<<<<

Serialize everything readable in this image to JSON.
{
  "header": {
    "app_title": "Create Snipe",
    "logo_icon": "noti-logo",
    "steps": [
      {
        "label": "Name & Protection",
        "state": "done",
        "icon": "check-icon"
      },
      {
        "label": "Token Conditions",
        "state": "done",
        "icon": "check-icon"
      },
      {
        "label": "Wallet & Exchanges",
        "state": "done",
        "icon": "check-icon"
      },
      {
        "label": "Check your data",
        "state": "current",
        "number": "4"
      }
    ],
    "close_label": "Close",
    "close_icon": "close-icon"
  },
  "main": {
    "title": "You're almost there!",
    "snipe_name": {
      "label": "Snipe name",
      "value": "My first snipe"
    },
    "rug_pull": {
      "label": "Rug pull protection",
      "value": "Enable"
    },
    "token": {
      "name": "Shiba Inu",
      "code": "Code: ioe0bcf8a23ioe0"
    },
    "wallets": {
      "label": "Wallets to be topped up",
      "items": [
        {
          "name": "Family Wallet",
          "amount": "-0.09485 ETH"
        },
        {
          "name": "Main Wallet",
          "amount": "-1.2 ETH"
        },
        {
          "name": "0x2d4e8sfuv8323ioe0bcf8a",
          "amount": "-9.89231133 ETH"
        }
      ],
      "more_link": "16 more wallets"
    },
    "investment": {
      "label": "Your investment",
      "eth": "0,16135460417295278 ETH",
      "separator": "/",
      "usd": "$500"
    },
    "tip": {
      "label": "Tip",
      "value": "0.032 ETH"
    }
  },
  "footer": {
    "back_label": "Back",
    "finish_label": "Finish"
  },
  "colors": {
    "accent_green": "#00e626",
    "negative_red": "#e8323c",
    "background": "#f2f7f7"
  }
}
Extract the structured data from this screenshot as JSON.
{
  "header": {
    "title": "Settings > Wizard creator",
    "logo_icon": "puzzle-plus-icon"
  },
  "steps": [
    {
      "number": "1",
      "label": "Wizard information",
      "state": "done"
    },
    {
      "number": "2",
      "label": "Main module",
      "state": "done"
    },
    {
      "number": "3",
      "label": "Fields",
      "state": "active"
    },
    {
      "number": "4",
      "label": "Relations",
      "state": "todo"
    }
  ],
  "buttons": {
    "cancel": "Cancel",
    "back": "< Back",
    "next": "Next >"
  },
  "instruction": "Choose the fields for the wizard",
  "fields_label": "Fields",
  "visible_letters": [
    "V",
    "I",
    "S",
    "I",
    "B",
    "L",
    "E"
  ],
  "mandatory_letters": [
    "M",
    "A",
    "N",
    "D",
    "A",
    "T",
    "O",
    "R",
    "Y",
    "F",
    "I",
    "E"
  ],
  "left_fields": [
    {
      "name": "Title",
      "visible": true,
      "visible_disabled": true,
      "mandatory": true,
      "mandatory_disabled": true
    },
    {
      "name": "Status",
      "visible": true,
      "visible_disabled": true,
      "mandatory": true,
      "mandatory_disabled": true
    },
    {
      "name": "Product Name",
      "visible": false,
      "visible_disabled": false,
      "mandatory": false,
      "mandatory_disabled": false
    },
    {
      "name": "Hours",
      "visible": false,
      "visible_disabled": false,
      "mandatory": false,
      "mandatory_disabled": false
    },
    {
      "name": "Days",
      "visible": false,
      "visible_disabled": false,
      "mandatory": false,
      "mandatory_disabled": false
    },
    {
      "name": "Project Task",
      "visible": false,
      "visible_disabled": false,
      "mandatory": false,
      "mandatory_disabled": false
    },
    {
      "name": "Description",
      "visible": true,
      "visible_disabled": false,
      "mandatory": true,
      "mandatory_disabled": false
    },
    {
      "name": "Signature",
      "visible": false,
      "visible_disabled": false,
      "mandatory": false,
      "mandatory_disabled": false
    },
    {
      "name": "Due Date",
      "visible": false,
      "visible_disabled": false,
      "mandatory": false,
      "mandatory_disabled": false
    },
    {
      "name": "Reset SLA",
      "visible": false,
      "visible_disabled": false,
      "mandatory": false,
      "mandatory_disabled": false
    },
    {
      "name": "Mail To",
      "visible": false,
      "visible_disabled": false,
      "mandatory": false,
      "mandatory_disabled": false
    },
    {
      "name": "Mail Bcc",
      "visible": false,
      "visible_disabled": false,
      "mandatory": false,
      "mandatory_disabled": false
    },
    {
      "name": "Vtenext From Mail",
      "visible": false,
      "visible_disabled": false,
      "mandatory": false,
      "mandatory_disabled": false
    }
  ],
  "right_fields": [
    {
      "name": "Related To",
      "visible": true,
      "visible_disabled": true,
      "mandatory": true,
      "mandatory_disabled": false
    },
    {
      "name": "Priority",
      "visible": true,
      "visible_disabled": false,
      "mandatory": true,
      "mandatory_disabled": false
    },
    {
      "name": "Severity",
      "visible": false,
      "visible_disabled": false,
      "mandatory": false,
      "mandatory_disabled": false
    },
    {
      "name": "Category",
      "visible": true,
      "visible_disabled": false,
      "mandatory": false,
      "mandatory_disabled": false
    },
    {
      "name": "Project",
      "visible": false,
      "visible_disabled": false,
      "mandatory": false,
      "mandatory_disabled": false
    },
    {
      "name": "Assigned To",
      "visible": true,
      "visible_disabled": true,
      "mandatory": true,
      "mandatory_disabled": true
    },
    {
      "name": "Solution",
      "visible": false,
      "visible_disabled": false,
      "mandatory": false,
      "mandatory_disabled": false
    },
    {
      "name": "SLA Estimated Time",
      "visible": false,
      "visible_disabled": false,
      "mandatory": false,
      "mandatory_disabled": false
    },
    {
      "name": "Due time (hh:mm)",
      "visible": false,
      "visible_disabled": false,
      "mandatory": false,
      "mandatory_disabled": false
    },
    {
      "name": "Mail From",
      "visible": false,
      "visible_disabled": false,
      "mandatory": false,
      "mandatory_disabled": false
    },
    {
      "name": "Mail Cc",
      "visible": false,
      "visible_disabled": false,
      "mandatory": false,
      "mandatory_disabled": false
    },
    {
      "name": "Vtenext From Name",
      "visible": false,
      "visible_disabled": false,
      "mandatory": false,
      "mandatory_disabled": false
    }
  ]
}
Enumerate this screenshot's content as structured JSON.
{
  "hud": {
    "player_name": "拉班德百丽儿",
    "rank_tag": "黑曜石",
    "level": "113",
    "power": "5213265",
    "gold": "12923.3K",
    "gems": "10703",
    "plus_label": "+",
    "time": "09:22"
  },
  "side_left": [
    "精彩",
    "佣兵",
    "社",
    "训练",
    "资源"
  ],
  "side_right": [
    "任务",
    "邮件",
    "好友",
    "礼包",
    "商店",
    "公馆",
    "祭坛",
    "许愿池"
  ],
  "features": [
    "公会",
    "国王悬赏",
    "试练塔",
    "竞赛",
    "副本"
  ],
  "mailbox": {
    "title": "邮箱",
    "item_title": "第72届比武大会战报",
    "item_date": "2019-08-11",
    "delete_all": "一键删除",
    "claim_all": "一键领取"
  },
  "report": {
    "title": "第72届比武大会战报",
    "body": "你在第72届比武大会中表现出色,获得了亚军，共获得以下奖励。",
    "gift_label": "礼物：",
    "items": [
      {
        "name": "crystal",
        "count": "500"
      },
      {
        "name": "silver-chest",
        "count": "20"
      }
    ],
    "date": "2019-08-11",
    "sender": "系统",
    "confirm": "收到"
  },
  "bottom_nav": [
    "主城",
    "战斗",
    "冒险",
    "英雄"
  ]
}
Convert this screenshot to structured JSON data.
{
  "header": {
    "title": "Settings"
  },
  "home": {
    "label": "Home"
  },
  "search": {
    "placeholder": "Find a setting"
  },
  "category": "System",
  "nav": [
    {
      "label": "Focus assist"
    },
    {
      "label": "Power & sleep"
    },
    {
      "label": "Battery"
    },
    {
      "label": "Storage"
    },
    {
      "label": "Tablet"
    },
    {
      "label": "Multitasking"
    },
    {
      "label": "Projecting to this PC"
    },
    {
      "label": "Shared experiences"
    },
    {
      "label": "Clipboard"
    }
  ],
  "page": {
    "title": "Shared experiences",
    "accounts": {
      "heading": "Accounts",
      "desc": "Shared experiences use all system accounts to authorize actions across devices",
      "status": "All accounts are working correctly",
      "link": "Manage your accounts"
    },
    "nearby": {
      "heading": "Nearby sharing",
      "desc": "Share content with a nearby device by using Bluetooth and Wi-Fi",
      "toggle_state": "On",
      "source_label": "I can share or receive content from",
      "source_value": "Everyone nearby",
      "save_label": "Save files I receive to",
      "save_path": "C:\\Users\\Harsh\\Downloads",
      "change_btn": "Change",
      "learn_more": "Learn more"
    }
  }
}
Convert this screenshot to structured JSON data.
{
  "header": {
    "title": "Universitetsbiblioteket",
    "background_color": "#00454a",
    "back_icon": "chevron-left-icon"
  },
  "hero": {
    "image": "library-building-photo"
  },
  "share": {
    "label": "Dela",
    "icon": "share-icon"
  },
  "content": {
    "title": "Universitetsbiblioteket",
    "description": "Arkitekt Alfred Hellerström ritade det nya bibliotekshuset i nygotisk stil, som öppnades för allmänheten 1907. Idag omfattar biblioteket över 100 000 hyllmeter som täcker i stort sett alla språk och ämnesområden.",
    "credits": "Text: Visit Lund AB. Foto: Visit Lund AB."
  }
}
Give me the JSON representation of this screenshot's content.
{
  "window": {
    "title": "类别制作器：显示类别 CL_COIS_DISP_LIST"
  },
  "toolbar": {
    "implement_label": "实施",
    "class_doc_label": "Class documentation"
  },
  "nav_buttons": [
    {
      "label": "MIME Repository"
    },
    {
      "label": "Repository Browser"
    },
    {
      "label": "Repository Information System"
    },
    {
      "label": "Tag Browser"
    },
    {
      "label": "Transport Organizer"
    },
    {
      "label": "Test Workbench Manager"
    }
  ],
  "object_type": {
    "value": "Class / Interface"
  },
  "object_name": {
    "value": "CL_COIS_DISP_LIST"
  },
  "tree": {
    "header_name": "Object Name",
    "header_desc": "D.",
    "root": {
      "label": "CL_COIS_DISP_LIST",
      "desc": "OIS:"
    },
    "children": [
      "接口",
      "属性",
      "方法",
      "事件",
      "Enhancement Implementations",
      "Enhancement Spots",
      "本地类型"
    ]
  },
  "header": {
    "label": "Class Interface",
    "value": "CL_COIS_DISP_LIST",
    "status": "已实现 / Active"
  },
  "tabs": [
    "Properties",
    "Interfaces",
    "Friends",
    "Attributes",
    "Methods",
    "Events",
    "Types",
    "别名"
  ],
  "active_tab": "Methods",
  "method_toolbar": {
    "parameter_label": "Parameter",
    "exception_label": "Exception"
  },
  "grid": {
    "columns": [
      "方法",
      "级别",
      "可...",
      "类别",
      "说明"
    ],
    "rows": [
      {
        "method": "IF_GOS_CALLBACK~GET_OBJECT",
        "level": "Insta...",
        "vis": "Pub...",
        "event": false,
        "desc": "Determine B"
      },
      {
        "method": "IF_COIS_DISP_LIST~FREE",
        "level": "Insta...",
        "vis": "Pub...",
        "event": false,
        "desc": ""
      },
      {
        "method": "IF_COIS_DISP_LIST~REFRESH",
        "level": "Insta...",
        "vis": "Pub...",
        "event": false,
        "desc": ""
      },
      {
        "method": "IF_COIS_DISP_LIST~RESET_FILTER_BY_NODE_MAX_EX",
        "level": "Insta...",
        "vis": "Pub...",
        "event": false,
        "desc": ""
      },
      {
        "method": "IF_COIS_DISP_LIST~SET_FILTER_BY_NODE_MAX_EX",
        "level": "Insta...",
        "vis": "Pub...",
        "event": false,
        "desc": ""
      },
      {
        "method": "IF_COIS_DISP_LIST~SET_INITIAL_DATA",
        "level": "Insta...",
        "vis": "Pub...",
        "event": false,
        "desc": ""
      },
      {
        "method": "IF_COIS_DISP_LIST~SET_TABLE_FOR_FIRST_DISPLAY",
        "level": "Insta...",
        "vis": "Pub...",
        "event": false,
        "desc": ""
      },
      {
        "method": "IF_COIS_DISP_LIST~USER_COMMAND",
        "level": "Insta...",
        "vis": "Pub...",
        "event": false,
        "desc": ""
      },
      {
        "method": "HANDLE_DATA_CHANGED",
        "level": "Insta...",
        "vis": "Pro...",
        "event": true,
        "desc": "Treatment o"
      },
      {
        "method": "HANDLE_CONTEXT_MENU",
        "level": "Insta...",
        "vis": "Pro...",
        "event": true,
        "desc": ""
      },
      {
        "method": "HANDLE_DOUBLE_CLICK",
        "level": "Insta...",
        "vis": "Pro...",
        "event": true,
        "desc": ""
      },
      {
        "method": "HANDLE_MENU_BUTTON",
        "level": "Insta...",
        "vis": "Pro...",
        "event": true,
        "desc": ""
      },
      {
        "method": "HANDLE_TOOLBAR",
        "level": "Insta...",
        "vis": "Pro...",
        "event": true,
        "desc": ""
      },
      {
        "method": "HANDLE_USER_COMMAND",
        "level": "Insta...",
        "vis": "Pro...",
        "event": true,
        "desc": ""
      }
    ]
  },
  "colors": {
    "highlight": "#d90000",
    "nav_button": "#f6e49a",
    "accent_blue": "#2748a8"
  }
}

>>>>

**PROBLEM STATEMENT:** Where a line in the entries holds the word "Enhancement", copy that line.

**FINISHED EXERCISE:**
      "Enhancement Implementations",
      "Enhancement Spots",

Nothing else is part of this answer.